--- START SUPPLIED ENTRIES ---

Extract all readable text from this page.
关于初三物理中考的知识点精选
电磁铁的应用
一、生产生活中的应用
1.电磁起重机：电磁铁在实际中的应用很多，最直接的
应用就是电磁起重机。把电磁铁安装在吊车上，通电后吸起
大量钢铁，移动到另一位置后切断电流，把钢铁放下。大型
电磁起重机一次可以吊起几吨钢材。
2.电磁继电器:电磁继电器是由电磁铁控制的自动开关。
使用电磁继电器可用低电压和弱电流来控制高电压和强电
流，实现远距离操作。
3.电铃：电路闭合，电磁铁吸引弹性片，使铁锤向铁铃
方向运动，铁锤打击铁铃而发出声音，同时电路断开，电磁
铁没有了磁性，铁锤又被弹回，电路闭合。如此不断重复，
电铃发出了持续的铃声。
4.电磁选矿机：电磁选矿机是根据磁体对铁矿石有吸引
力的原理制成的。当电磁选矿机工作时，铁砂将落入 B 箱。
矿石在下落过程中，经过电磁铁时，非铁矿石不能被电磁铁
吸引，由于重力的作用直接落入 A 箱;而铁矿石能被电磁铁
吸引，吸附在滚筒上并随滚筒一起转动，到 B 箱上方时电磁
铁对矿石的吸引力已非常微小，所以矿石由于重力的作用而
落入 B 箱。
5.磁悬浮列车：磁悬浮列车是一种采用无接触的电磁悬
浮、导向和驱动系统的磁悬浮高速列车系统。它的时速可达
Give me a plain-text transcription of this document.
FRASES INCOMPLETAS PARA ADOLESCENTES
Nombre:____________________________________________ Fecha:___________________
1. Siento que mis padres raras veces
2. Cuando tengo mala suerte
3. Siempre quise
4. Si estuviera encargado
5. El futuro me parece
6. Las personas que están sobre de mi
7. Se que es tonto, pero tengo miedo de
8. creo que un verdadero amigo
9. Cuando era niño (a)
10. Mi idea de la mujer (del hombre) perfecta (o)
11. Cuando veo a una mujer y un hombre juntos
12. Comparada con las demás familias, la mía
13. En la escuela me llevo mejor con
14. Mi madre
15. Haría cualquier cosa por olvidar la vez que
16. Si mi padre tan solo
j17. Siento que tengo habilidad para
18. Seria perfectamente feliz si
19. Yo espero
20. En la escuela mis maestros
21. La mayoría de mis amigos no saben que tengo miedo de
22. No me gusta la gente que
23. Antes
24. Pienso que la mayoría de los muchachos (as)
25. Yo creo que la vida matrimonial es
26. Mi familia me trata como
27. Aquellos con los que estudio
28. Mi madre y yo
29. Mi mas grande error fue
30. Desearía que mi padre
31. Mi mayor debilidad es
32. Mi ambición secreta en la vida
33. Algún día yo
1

--- END SUPPLIED ENTRIES ---

TASK TO COMPLETE
Extract each line from the entries above that contains the string "creo".

COMPLETE RESPONSE
8. creo que un verdadero amigo
25. Yo creo que la vida matrimonial es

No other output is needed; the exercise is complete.